> [Task description]: Give the entries back exactly, dropping each image.

> [Input rows]:
-------

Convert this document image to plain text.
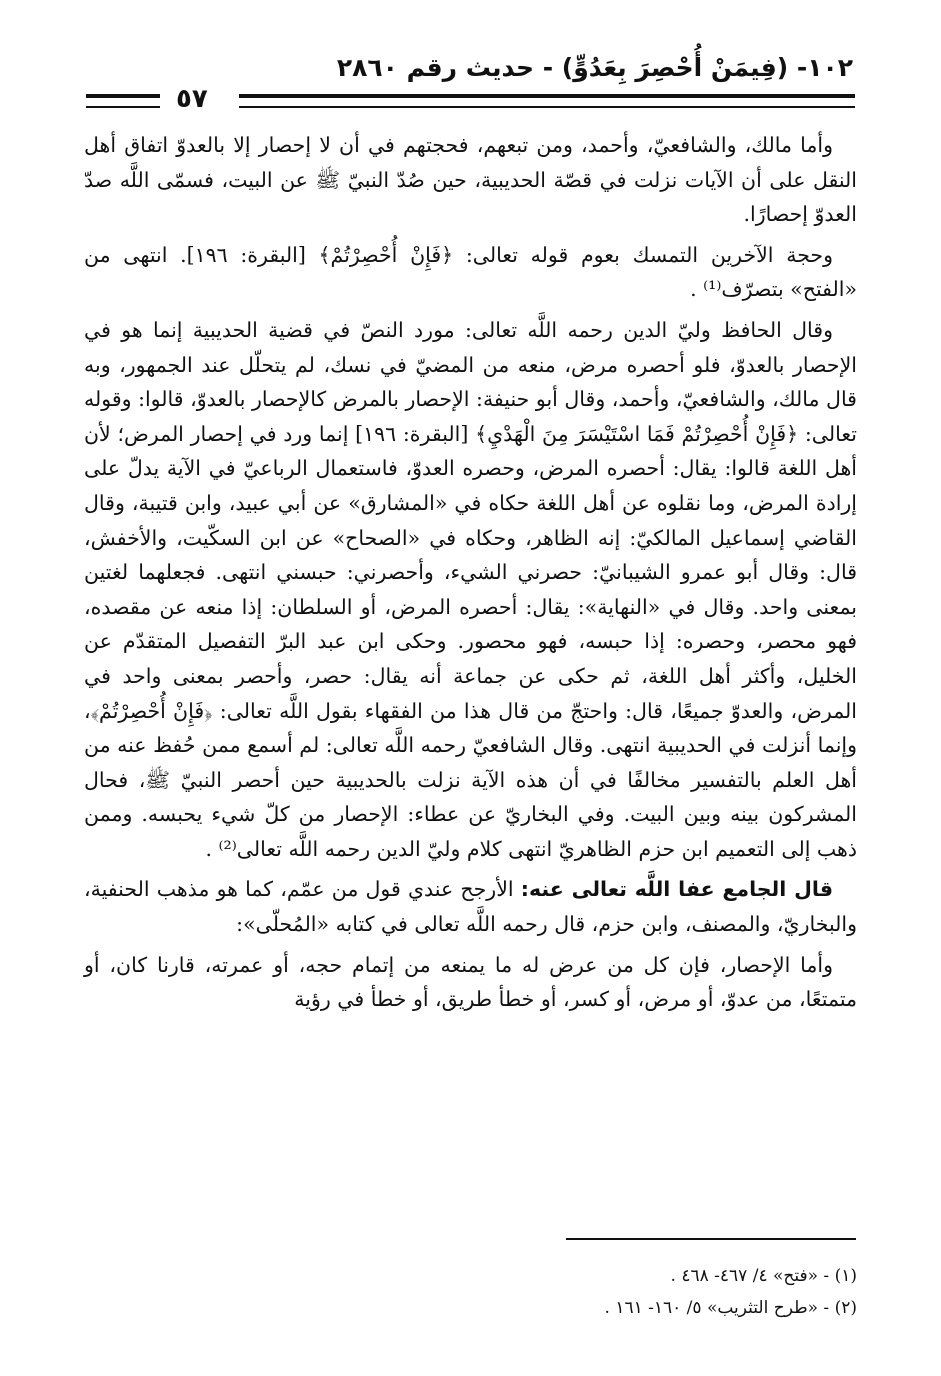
١٠٢- (فِيمَنْ أُحْصِرَ بِعَدُوٍّ) - حديث رقم ٢٨٦٠
٥٧

وأما مالك، والشافعيّ، وأحمد، ومن تبعهم، فحجتهم في أن لا إحصار إلا بالعدوّ اتفاق أهل النقل على أن الآيات نزلت في قصّة الحديبية، حين صُدّ النبيّ ﷺ عن البيت، فسمّى اللَّه صدّ العدوّ إحصارًا.

وحجة الآخرين التمسك بعوم قوله تعالى: ﴿فَإِنْ أُحْصِرْتُمْ﴾ [البقرة: ١٩٦]. انتهى من «الفتح» بتصرّف⁽¹⁾ .

وقال الحافظ وليّ الدين رحمه اللَّه تعالى: مورد النصّ في قضية الحديبية إنما هو في الإحصار بالعدوّ، فلو أحصره مرض، منعه من المضيّ في نسك، لم يتحلّل عند الجمهور، وبه قال مالك، والشافعيّ، وأحمد، وقال أبو حنيفة: الإحصار بالمرض كالإحصار بالعدوّ، قالوا: وقوله تعالى: ﴿فَإِنْ أُحْصِرْتُمْ فَمَا اسْتَيْسَرَ مِنَ الْهَدْيِ﴾ [البقرة: ١٩٦] إنما ورد في إحصار المرض؛ لأن أهل اللغة قالوا: يقال: أحصره المرض، وحصره العدوّ، فاستعمال الرباعيّ في الآية يدلّ على إرادة المرض، وما نقلوه عن أهل اللغة حكاه في «المشارق» عن أبي عبيد، وابن قتيبة، وقال القاضي إسماعيل المالكيّ: إنه الظاهر، وحكاه في «الصحاح» عن ابن السكّيت، والأخفش، قال: وقال أبو عمرو الشيبانيّ: حصرني الشيء، وأحصرني: حبسني انتهى. فجعلهما لغتين بمعنى واحد. وقال في «النهاية»: يقال: أحصره المرض، أو السلطان: إذا منعه عن مقصده، فهو محصر، وحصره: إذا حبسه، فهو محصور. وحكى ابن عبد البرّ التفصيل المتقدّم عن الخليل، وأكثر أهل اللغة، ثم حكى عن جماعة أنه يقال: حصر، وأحصر بمعنى واحد في المرض، والعدوّ جميعًا، قال: واحتجّ من قال هذا من الفقهاء بقول اللَّه تعالى: ﴿فَإِنْ أُحْصِرْتُمْ﴾، وإنما أنزلت في الحديبية انتهى. وقال الشافعيّ رحمه اللَّه تعالى: لم أسمع ممن حُفظ عنه من أهل العلم بالتفسير مخالفًا في أن هذه الآية نزلت بالحديبية حين أحصر النبيّ ﷺ، فحال المشركون بينه وبين البيت. وفي البخاريّ عن عطاء: الإحصار من كلّ شيء يحبسه. وممن ذهب إلى التعميم ابن حزم الظاهريّ انتهى كلام وليّ الدين رحمه اللَّه تعالى⁽²⁾ .

قال الجامع عفا اللَّه تعالى عنه: الأرجح عندي قول من عمّم، كما هو مذهب الحنفية، والبخاريّ، والمصنف، وابن حزم، قال رحمه اللَّه تعالى في كتابه «المُحلّى»:

وأما الإحصار، فإن كل من عرض له ما يمنعه من إتمام حجه، أو عمرته، قارنا كان، أو متمتعًا، من عدوّ، أو مرض، أو كسر، أو خطأ طريق، أو خطأ في رؤية

(١) - «فتح» ٤/ ٤٦٧- ٤٦٨ .
(٢) - «طرح التثريب» ٥/ ١٦٠- ١٦١ .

-------

> [Written solution]:
Convert this document image to plain text.
١٠٢- (فِيمَنْ أُحْصِرَ بِعَدُوٍّ) - حديث رقم ٢٨٦٠
٥٧

وأما مالك، والشافعيّ، وأحمد، ومن تبعهم، فحجتهم في أن لا إحصار إلا بالعدوّ اتفاق أهل النقل على أن الآيات نزلت في قصّة الحديبية، حين صُدّ النبيّ ﷺ عن البيت، فسمّى اللَّه صدّ العدوّ إحصارًا.

وحجة الآخرين التمسك بعوم قوله تعالى: ﴿فَإِنْ أُحْصِرْتُمْ﴾ [البقرة: ١٩٦]. انتهى من «الفتح» بتصرّف⁽¹⁾ .

وقال الحافظ وليّ الدين رحمه اللَّه تعالى: مورد النصّ في قضية الحديبية إنما هو في الإحصار بالعدوّ، فلو أحصره مرض، منعه من المضيّ في نسك، لم يتحلّل عند الجمهور، وبه قال مالك، والشافعيّ، وأحمد، وقال أبو حنيفة: الإحصار بالمرض كالإحصار بالعدوّ، قالوا: وقوله تعالى: ﴿فَإِنْ أُحْصِرْتُمْ فَمَا اسْتَيْسَرَ مِنَ الْهَدْيِ﴾ [البقرة: ١٩٦] إنما ورد في إحصار المرض؛ لأن أهل اللغة قالوا: يقال: أحصره المرض، وحصره العدوّ، فاستعمال الرباعيّ في الآية يدلّ على إرادة المرض، وما نقلوه عن أهل اللغة حكاه في «المشارق» عن أبي عبيد، وابن قتيبة، وقال القاضي إسماعيل المالكيّ: إنه الظاهر، وحكاه في «الصحاح» عن ابن السكّيت، والأخفش، قال: وقال أبو عمرو الشيبانيّ: حصرني الشيء، وأحصرني: حبسني انتهى. فجعلهما لغتين بمعنى واحد. وقال في «النهاية»: يقال: أحصره المرض، أو السلطان: إذا منعه عن مقصده، فهو محصر، وحصره: إذا حبسه، فهو محصور. وحكى ابن عبد البرّ التفصيل المتقدّم عن الخليل، وأكثر أهل اللغة، ثم حكى عن جماعة أنه يقال: حصر، وأحصر بمعنى واحد في المرض، والعدوّ جميعًا، قال: واحتجّ من قال هذا من الفقهاء بقول اللَّه تعالى: ﴿فَإِنْ أُحْصِرْتُمْ﴾، وإنما أنزلت في الحديبية انتهى. وقال الشافعيّ رحمه اللَّه تعالى: لم أسمع ممن حُفظ عنه من أهل العلم بالتفسير مخالفًا في أن هذه الآية نزلت بالحديبية حين أحصر النبيّ ﷺ، فحال المشركون بينه وبين البيت. وفي البخاريّ عن عطاء: الإحصار من كلّ شيء يحبسه. وممن ذهب إلى التعميم ابن حزم الظاهريّ انتهى كلام وليّ الدين رحمه اللَّه تعالى⁽²⁾ .

قال الجامع عفا اللَّه تعالى عنه: الأرجح عندي قول من عمّم، كما هو مذهب الحنفية، والبخاريّ، والمصنف، وابن حزم، قال رحمه اللَّه تعالى في كتابه «المُحلّى»:

وأما الإحصار، فإن كل من عرض له ما يمنعه من إتمام حجه، أو عمرته، قارنا كان، أو متمتعًا، من عدوّ، أو مرض، أو كسر، أو خطأ طريق، أو خطأ في رؤية

(١) - «فتح» ٤/ ٤٦٧- ٤٦٨ .
(٢) - «طرح التثريب» ٥/ ١٦٠- ١٦١ .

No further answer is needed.